** Begin PROVIDED DATA **

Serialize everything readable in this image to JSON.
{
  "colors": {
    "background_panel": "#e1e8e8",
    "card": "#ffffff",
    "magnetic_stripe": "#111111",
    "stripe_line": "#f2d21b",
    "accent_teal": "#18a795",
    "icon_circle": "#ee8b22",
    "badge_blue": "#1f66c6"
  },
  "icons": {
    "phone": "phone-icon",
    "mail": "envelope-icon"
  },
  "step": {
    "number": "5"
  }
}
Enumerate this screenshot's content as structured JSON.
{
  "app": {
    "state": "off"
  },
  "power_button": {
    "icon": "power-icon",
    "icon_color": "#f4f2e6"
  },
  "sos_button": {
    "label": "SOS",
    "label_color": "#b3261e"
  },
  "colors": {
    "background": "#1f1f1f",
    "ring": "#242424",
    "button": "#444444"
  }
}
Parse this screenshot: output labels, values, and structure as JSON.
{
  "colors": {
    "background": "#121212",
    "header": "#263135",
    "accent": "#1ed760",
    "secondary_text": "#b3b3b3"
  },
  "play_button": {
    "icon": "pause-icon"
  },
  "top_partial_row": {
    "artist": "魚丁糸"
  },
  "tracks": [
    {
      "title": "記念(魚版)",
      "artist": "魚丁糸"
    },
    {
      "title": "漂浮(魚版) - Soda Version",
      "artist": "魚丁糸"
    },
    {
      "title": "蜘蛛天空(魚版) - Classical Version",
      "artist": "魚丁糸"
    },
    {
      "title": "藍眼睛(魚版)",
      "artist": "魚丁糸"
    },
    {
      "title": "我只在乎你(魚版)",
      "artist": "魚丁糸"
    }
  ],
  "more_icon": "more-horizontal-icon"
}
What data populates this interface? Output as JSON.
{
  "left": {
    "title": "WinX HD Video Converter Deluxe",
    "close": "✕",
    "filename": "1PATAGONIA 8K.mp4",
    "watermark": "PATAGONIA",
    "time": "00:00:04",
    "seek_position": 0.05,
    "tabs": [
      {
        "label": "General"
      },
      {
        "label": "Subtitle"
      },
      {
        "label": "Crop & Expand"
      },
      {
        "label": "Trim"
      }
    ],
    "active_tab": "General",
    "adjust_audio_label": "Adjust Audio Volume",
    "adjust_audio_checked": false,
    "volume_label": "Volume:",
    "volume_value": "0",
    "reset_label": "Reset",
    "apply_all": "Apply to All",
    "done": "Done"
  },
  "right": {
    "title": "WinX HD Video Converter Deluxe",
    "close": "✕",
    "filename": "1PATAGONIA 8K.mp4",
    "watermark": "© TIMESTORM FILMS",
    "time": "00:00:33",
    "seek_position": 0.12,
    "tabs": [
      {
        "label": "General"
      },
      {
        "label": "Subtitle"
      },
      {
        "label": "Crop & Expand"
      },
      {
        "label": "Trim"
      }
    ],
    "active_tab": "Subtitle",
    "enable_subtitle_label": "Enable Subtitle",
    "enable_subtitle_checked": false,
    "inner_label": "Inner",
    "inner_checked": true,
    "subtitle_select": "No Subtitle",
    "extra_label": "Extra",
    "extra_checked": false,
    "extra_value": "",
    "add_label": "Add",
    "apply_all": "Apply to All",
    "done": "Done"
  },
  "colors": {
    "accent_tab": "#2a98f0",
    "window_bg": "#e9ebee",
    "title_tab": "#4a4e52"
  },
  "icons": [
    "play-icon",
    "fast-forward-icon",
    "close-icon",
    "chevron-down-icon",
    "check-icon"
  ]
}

** End PROVIDED DATA **
** Begin PROVIDED DATA **

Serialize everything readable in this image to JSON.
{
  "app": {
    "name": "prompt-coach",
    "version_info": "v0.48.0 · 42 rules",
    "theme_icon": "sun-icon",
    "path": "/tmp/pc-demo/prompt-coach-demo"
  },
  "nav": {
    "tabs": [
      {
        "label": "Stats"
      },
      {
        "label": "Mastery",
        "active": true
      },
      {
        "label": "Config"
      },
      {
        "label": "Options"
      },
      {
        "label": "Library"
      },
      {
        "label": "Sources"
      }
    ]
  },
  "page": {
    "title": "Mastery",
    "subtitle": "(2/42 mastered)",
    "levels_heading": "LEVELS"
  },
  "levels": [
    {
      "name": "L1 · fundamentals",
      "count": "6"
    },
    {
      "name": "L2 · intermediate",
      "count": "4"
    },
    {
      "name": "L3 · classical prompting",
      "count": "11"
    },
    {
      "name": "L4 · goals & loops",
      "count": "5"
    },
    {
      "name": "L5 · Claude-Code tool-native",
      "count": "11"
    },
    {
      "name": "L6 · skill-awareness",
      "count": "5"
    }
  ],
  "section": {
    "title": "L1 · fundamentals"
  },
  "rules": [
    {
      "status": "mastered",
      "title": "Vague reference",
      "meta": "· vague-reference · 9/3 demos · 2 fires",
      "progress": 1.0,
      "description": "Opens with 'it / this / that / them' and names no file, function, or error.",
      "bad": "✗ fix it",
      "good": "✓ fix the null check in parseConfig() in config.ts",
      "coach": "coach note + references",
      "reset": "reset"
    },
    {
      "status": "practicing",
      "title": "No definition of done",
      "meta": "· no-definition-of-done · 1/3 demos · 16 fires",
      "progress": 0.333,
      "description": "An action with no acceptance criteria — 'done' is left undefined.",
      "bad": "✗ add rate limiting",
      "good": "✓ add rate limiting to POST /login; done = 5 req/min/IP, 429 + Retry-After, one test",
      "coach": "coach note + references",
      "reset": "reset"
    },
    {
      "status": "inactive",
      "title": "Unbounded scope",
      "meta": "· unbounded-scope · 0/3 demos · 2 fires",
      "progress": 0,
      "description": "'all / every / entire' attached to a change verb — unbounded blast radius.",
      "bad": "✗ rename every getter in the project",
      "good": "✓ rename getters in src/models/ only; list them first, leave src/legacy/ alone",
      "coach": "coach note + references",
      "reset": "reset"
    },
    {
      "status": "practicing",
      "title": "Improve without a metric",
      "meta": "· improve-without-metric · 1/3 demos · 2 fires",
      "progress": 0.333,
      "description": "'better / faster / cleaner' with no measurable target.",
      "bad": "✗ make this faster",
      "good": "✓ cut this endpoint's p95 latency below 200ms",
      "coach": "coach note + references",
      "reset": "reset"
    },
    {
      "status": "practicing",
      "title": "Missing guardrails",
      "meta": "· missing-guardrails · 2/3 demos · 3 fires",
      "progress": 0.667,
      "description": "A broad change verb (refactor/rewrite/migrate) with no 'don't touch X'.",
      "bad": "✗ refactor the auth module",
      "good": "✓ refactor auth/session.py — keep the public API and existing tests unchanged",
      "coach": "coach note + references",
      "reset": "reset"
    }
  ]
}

** End PROVIDED DATA **

WRITTEN TASK | Copy and report every line where the word "mastered" is present.

FINAL RESULT |
    "subtitle": "(2/42 mastered)",
      "status": "mastered",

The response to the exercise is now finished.